◆ **Instructions to follow**: Where a line contains the word "above", copy that line in full.

+++ Data extract

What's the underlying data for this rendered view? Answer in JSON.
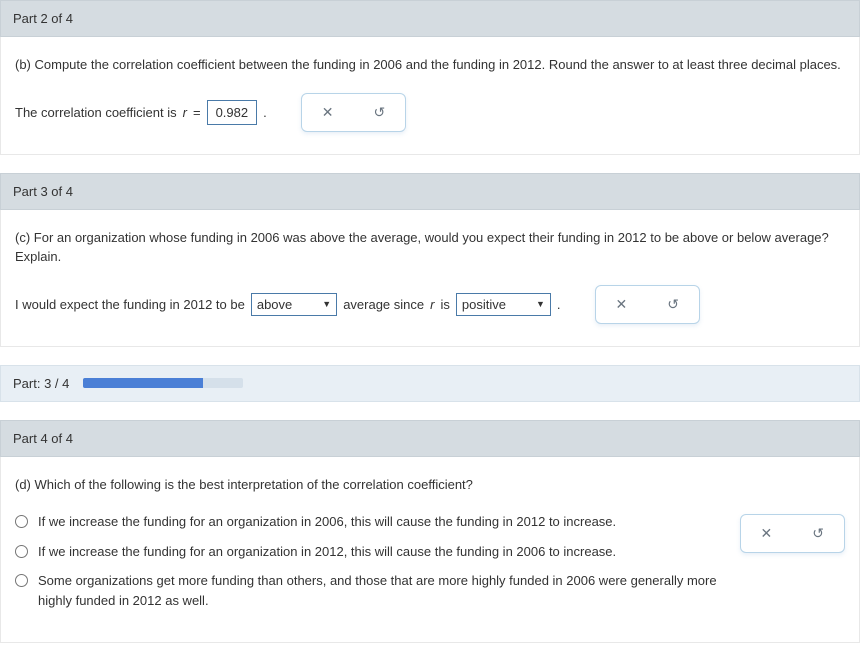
{
  "part2": {
    "header": "Part 2 of 4",
    "question": "(b) Compute the correlation coefficient between the funding in 2006 and the funding in 2012. Round the answer to at least three decimal places.",
    "answer_prefix": "The correlation coefficient is ",
    "r_symbol": "r",
    "equals": " = ",
    "value": "0.982",
    "period": "."
  },
  "part3": {
    "header": "Part 3 of 4",
    "question": "(c) For an organization whose funding in 2006 was above the average, would you expect their funding in 2012 to be above or below average? Explain.",
    "answer_prefix": "I would expect the funding in 2012 to be ",
    "select1": "above",
    "mid_text": " average since ",
    "r_symbol": "r",
    "is_text": " is ",
    "select2": "positive",
    "period": "."
  },
  "progress": {
    "label": "Part: 3 / 4"
  },
  "part4": {
    "header": "Part 4 of 4",
    "question": "(d) Which of the following is the best interpretation of the correlation coefficient?",
    "options": [
      "If we increase the funding for an organization in 2006, this will cause the funding in 2012 to increase.",
      "If we increase the funding for an organization in 2012, this will cause the funding in 2006 to increase.",
      "Some organizations get more funding than others, and those that are more highly funded in 2006 were generally more highly funded in 2012 as well."
    ]
  },
  "icons": {
    "close": "✕",
    "reset": "↺"
  }
}
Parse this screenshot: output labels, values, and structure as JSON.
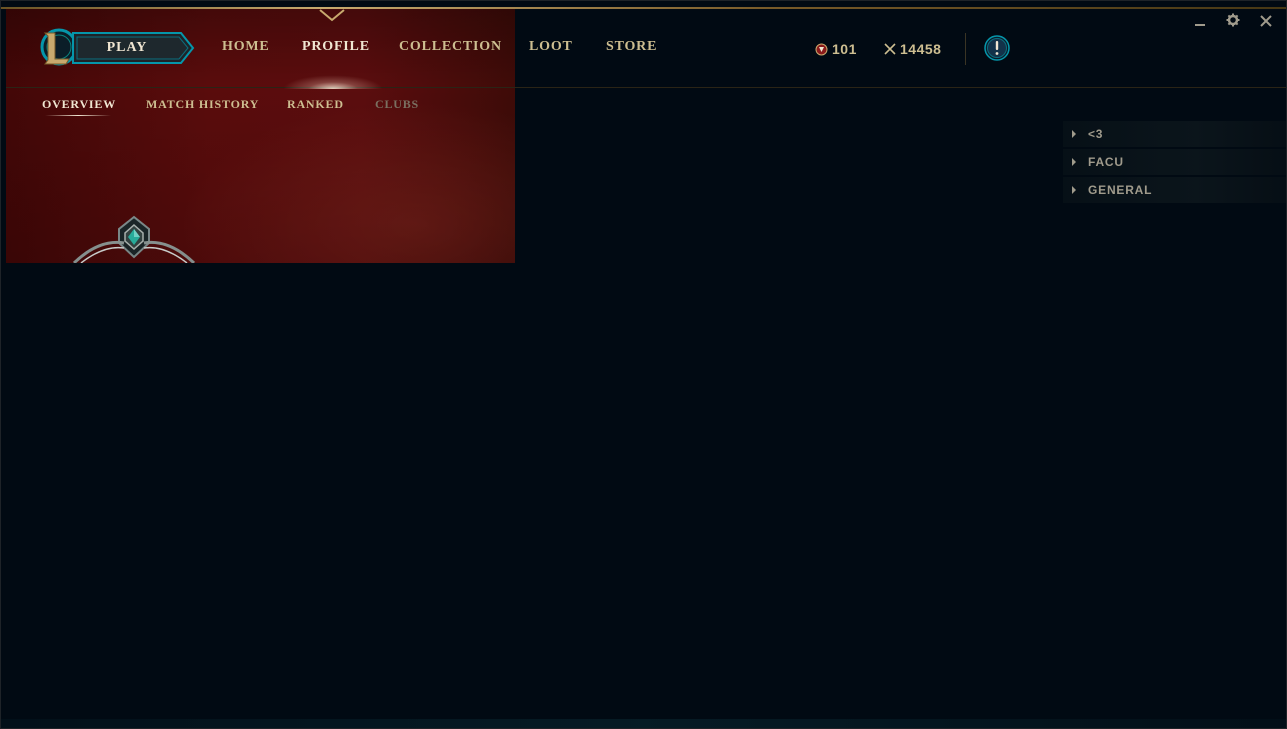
{
  "header": {
    "play_label": "PLAY",
    "nav": [
      {
        "label": "HOME",
        "active": false
      },
      {
        "label": "PROFILE",
        "active": true
      },
      {
        "label": "COLLECTION",
        "active": false
      },
      {
        "label": "LOOT",
        "active": false
      },
      {
        "label": "STORE",
        "active": false
      }
    ],
    "currencies": {
      "rp": {
        "value": "101",
        "icon": "rp-coin-icon"
      },
      "be": {
        "value": "14458",
        "icon": "blue-essence-icon"
      }
    },
    "alert_icon": "exclamation-alert-icon"
  },
  "window_controls": {
    "minimize": "minimize-icon",
    "settings": "gear-icon",
    "close": "close-icon"
  },
  "profile": {
    "subnav": [
      {
        "label": "OVERVIEW",
        "state": "active"
      },
      {
        "label": "MATCH HISTORY",
        "state": "normal"
      },
      {
        "label": "RANKED",
        "state": "normal"
      },
      {
        "label": "CLUBS",
        "state": "disabled"
      }
    ]
  },
  "social": {
    "groups": [
      {
        "label": "<3"
      },
      {
        "label": "FACU"
      },
      {
        "label": "GENERAL"
      }
    ]
  },
  "colors": {
    "gold": "#c8aa6e",
    "text_gold": "#cdbe91",
    "text_light": "#f0e6d2",
    "banner_red": "#5a0c0c",
    "background": "#010a13",
    "accent_blue": "#0ac8b9"
  }
}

++++++

◆ **Task response**:
    "question": "(c) For an organization whose funding in 2006 was above the average, would you expect their funding in 2012 to be above or below average? Explain.",
    "select1": "above",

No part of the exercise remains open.